§ **Short exercise**
Leave out the pictures and reproduce all of the data exactly.
** START Records shown **
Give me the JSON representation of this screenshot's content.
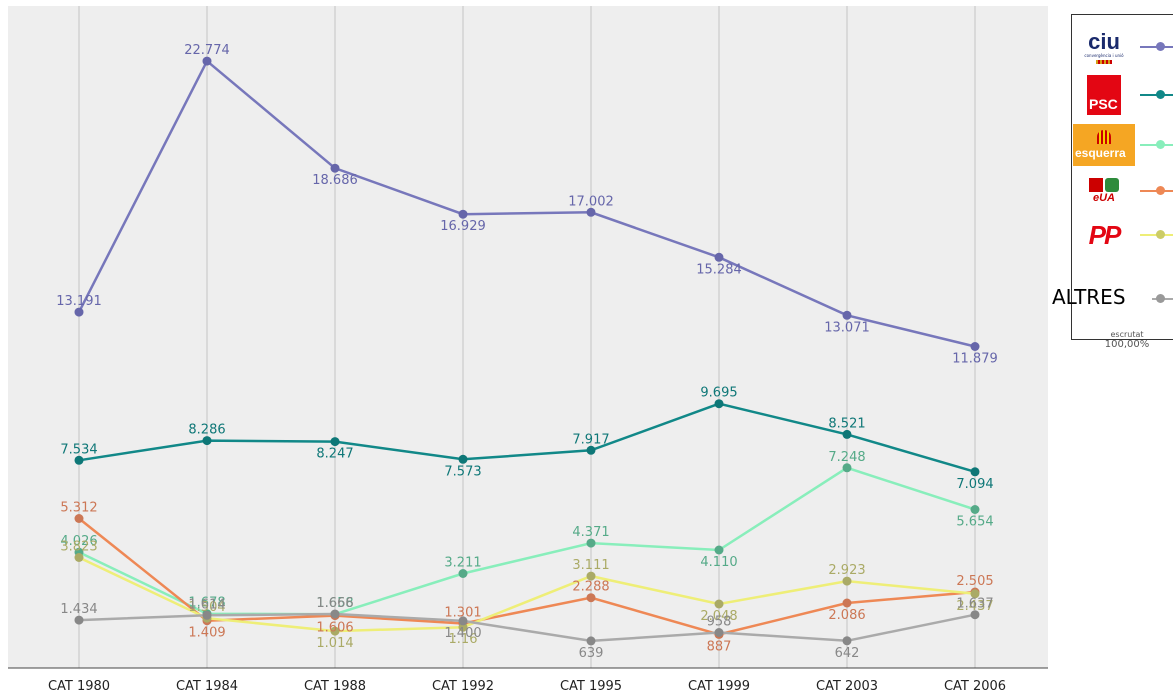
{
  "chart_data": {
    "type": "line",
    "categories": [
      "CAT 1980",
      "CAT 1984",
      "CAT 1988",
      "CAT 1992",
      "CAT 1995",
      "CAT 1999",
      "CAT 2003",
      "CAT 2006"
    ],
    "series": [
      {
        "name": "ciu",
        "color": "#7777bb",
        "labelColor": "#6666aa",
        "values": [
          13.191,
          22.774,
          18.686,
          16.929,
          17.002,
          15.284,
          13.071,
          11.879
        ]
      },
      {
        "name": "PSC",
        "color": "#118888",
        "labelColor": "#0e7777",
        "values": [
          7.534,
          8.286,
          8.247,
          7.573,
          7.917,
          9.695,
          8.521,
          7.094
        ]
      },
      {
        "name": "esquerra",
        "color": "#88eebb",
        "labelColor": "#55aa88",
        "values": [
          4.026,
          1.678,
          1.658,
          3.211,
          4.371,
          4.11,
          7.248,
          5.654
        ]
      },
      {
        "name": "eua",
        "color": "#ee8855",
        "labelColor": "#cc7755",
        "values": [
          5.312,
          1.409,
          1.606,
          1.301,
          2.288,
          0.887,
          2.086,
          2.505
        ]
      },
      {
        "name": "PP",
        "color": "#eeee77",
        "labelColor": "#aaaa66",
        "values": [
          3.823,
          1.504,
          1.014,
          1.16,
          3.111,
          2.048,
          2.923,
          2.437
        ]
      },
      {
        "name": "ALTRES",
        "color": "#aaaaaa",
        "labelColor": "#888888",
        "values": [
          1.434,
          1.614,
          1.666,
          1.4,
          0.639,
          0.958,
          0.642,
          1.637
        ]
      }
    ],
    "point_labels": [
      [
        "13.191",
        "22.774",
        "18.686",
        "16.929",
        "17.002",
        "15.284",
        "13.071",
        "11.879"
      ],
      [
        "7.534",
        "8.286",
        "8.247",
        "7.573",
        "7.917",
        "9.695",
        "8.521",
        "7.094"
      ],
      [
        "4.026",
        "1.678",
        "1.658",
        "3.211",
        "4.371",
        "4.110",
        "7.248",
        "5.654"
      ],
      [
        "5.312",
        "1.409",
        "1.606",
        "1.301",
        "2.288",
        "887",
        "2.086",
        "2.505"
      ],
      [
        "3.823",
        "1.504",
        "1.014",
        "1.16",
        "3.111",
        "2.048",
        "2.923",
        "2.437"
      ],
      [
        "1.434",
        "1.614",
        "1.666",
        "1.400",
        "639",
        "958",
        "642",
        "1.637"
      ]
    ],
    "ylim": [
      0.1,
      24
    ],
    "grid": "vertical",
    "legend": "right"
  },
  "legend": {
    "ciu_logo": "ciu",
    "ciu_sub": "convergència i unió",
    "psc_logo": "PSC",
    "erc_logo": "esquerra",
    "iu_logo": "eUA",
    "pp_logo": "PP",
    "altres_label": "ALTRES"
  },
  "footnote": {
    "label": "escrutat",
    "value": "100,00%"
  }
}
** END Records shown **
§ **Result of this task**
Give me the JSON representation of this screenshot's content.
{
  "chart_data": {
    "type": "line",
    "categories": [
      "CAT 1980",
      "CAT 1984",
      "CAT 1988",
      "CAT 1992",
      "CAT 1995",
      "CAT 1999",
      "CAT 2003",
      "CAT 2006"
    ],
    "series": [
      {
        "name": "ciu",
        "color": "#7777bb",
        "labelColor": "#6666aa",
        "values": [
          13.191,
          22.774,
          18.686,
          16.929,
          17.002,
          15.284,
          13.071,
          11.879
        ]
      },
      {
        "name": "PSC",
        "color": "#118888",
        "labelColor": "#0e7777",
        "values": [
          7.534,
          8.286,
          8.247,
          7.573,
          7.917,
          9.695,
          8.521,
          7.094
        ]
      },
      {
        "name": "esquerra",
        "color": "#88eebb",
        "labelColor": "#55aa88",
        "values": [
          4.026,
          1.678,
          1.658,
          3.211,
          4.371,
          4.11,
          7.248,
          5.654
        ]
      },
      {
        "name": "eua",
        "color": "#ee8855",
        "labelColor": "#cc7755",
        "values": [
          5.312,
          1.409,
          1.606,
          1.301,
          2.288,
          0.887,
          2.086,
          2.505
        ]
      },
      {
        "name": "PP",
        "color": "#eeee77",
        "labelColor": "#aaaa66",
        "values": [
          3.823,
          1.504,
          1.014,
          1.16,
          3.111,
          2.048,
          2.923,
          2.437
        ]
      },
      {
        "name": "ALTRES",
        "color": "#aaaaaa",
        "labelColor": "#888888",
        "values": [
          1.434,
          1.614,
          1.666,
          1.4,
          0.639,
          0.958,
          0.642,
          1.637
        ]
      }
    ],
    "point_labels": [
      [
        "13.191",
        "22.774",
        "18.686",
        "16.929",
        "17.002",
        "15.284",
        "13.071",
        "11.879"
      ],
      [
        "7.534",
        "8.286",
        "8.247",
        "7.573",
        "7.917",
        "9.695",
        "8.521",
        "7.094"
      ],
      [
        "4.026",
        "1.678",
        "1.658",
        "3.211",
        "4.371",
        "4.110",
        "7.248",
        "5.654"
      ],
      [
        "5.312",
        "1.409",
        "1.606",
        "1.301",
        "2.288",
        "887",
        "2.086",
        "2.505"
      ],
      [
        "3.823",
        "1.504",
        "1.014",
        "1.16",
        "3.111",
        "2.048",
        "2.923",
        "2.437"
      ],
      [
        "1.434",
        "1.614",
        "1.666",
        "1.400",
        "639",
        "958",
        "642",
        "1.637"
      ]
    ],
    "ylim": [
      0.1,
      24
    ],
    "grid": "vertical",
    "legend": "right"
  },
  "legend": {
    "ciu_logo": "ciu",
    "ciu_sub": "convergència i unió",
    "psc_logo": "PSC",
    "erc_logo": "esquerra",
    "iu_logo": "eUA",
    "pp_logo": "PP",
    "altres_label": "ALTRES"
  },
  "footnote": {
    "label": "escrutat",
    "value": "100,00%"
  }
}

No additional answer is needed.